TASK DIRECTIONS:
Every entry that follows should be reproduced exactly.
╭─ SOURCE MATERIAL
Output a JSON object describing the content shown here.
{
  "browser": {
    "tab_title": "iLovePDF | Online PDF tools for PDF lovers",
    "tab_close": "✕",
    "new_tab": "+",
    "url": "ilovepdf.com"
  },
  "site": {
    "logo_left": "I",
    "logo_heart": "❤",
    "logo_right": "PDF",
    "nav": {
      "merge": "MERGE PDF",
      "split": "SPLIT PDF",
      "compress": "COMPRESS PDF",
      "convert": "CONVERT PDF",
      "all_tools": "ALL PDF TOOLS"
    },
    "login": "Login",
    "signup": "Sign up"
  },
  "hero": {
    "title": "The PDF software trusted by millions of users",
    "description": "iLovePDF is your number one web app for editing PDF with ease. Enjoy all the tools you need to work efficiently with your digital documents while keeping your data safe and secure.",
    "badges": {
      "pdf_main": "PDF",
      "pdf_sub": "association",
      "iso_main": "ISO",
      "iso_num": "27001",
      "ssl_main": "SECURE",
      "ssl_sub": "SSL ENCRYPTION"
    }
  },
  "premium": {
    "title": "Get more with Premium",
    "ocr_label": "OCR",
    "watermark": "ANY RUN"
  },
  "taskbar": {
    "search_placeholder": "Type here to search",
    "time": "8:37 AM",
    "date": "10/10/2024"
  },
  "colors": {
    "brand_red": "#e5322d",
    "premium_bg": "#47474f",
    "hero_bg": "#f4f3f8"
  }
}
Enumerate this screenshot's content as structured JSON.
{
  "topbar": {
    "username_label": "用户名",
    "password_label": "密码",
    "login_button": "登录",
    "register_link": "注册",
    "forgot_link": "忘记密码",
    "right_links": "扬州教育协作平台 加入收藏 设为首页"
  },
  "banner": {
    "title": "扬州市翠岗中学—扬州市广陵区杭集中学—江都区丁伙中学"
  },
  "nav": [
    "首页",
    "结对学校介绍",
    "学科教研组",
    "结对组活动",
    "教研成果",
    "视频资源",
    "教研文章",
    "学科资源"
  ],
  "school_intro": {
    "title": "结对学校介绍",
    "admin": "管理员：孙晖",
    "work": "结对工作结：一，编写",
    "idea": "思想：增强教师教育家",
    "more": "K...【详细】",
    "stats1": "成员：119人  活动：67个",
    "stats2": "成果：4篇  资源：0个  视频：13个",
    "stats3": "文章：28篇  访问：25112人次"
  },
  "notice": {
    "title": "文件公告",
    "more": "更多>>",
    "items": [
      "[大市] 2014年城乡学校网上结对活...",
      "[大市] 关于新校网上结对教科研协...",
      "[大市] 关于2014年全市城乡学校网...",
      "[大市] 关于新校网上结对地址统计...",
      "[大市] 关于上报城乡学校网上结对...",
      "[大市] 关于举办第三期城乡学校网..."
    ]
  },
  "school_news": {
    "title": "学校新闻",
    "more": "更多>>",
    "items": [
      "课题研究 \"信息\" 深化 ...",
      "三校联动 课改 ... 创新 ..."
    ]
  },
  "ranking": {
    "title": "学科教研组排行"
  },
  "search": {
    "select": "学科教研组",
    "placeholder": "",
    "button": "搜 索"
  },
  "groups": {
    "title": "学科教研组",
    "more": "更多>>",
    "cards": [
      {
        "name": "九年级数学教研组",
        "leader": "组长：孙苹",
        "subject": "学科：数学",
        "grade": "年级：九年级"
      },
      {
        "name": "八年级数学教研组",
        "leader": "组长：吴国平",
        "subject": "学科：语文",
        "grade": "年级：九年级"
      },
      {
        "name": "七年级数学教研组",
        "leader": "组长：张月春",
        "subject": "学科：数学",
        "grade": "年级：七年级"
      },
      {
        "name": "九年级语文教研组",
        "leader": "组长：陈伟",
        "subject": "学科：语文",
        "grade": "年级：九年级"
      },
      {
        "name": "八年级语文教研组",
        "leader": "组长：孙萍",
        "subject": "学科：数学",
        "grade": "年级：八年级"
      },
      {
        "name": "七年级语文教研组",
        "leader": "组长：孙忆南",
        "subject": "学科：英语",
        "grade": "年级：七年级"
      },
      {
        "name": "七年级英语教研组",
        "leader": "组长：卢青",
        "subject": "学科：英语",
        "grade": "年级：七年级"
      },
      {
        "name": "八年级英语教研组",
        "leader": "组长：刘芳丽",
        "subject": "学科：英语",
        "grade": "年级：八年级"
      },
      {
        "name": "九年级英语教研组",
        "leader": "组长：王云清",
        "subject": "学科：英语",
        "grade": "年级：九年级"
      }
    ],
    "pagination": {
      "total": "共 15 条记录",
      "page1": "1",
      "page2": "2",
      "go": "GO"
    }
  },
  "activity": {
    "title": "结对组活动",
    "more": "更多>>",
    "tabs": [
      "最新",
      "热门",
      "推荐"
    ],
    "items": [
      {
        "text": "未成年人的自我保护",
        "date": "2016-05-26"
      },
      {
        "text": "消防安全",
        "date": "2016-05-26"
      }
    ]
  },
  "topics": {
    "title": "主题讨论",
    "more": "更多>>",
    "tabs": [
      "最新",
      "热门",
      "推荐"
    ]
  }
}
╰─
THE OUTPUT:
Output a JSON object describing the content shown here.
{
  "browser": {
    "tab_title": "iLovePDF | Online PDF tools for PDF lovers",
    "tab_close": "✕",
    "new_tab": "+",
    "url": "ilovepdf.com"
  },
  "site": {
    "logo_left": "I",
    "logo_heart": "❤",
    "logo_right": "PDF",
    "nav": {
      "merge": "MERGE PDF",
      "split": "SPLIT PDF",
      "compress": "COMPRESS PDF",
      "convert": "CONVERT PDF",
      "all_tools": "ALL PDF TOOLS"
    },
    "login": "Login",
    "signup": "Sign up"
  },
  "hero": {
    "title": "The PDF software trusted by millions of users",
    "description": "iLovePDF is your number one web app for editing PDF with ease. Enjoy all the tools you need to work efficiently with your digital documents while keeping your data safe and secure.",
    "badges": {
      "pdf_main": "PDF",
      "pdf_sub": "association",
      "iso_main": "ISO",
      "iso_num": "27001",
      "ssl_main": "SECURE",
      "ssl_sub": "SSL ENCRYPTION"
    }
  },
  "premium": {
    "title": "Get more with Premium",
    "ocr_label": "OCR",
    "watermark": "ANY RUN"
  },
  "taskbar": {
    "search_placeholder": "Type here to search",
    "time": "8:37 AM",
    "date": "10/10/2024"
  },
  "colors": {
    "brand_red": "#e5322d",
    "premium_bg": "#47474f",
    "hero_bg": "#f4f3f8"
  }
}
Enumerate this screenshot's content as structured JSON.
{
  "topbar": {
    "username_label": "用户名",
    "password_label": "密码",
    "login_button": "登录",
    "register_link": "注册",
    "forgot_link": "忘记密码",
    "right_links": "扬州教育协作平台 加入收藏 设为首页"
  },
  "banner": {
    "title": "扬州市翠岗中学—扬州市广陵区杭集中学—江都区丁伙中学"
  },
  "nav": [
    "首页",
    "结对学校介绍",
    "学科教研组",
    "结对组活动",
    "教研成果",
    "视频资源",
    "教研文章",
    "学科资源"
  ],
  "school_intro": {
    "title": "结对学校介绍",
    "admin": "管理员：孙晖",
    "work": "结对工作结：一，编写",
    "idea": "思想：增强教师教育家",
    "more": "K...【详细】",
    "stats1": "成员：119人  活动：67个",
    "stats2": "成果：4篇  资源：0个  视频：13个",
    "stats3": "文章：28篇  访问：25112人次"
  },
  "notice": {
    "title": "文件公告",
    "more": "更多>>",
    "items": [
      "[大市] 2014年城乡学校网上结对活...",
      "[大市] 关于新校网上结对教科研协...",
      "[大市] 关于2014年全市城乡学校网...",
      "[大市] 关于新校网上结对地址统计...",
      "[大市] 关于上报城乡学校网上结对...",
      "[大市] 关于举办第三期城乡学校网..."
    ]
  },
  "school_news": {
    "title": "学校新闻",
    "more": "更多>>",
    "items": [
      "课题研究 \"信息\" 深化 ...",
      "三校联动 课改 ... 创新 ..."
    ]
  },
  "ranking": {
    "title": "学科教研组排行"
  },
  "search": {
    "select": "学科教研组",
    "placeholder": "",
    "button": "搜 索"
  },
  "groups": {
    "title": "学科教研组",
    "more": "更多>>",
    "cards": [
      {
        "name": "九年级数学教研组",
        "leader": "组长：孙苹",
        "subject": "学科：数学",
        "grade": "年级：九年级"
      },
      {
        "name": "八年级数学教研组",
        "leader": "组长：吴国平",
        "subject": "学科：语文",
        "grade": "年级：九年级"
      },
      {
        "name": "七年级数学教研组",
        "leader": "组长：张月春",
        "subject": "学科：数学",
        "grade": "年级：七年级"
      },
      {
        "name": "九年级语文教研组",
        "leader": "组长：陈伟",
        "subject": "学科：语文",
        "grade": "年级：九年级"
      },
      {
        "name": "八年级语文教研组",
        "leader": "组长：孙萍",
        "subject": "学科：数学",
        "grade": "年级：八年级"
      },
      {
        "name": "七年级语文教研组",
        "leader": "组长：孙忆南",
        "subject": "学科：英语",
        "grade": "年级：七年级"
      },
      {
        "name": "七年级英语教研组",
        "leader": "组长：卢青",
        "subject": "学科：英语",
        "grade": "年级：七年级"
      },
      {
        "name": "八年级英语教研组",
        "leader": "组长：刘芳丽",
        "subject": "学科：英语",
        "grade": "年级：八年级"
      },
      {
        "name": "九年级英语教研组",
        "leader": "组长：王云清",
        "subject": "学科：英语",
        "grade": "年级：九年级"
      }
    ],
    "pagination": {
      "total": "共 15 条记录",
      "page1": "1",
      "page2": "2",
      "go": "GO"
    }
  },
  "activity": {
    "title": "结对组活动",
    "more": "更多>>",
    "tabs": [
      "最新",
      "热门",
      "推荐"
    ],
    "items": [
      {
        "text": "未成年人的自我保护",
        "date": "2016-05-26"
      },
      {
        "text": "消防安全",
        "date": "2016-05-26"
      }
    ]
  },
  "topics": {
    "title": "主题讨论",
    "more": "更多>>",
    "tabs": [
      "最新",
      "热门",
      "推荐"
    ]
  }
}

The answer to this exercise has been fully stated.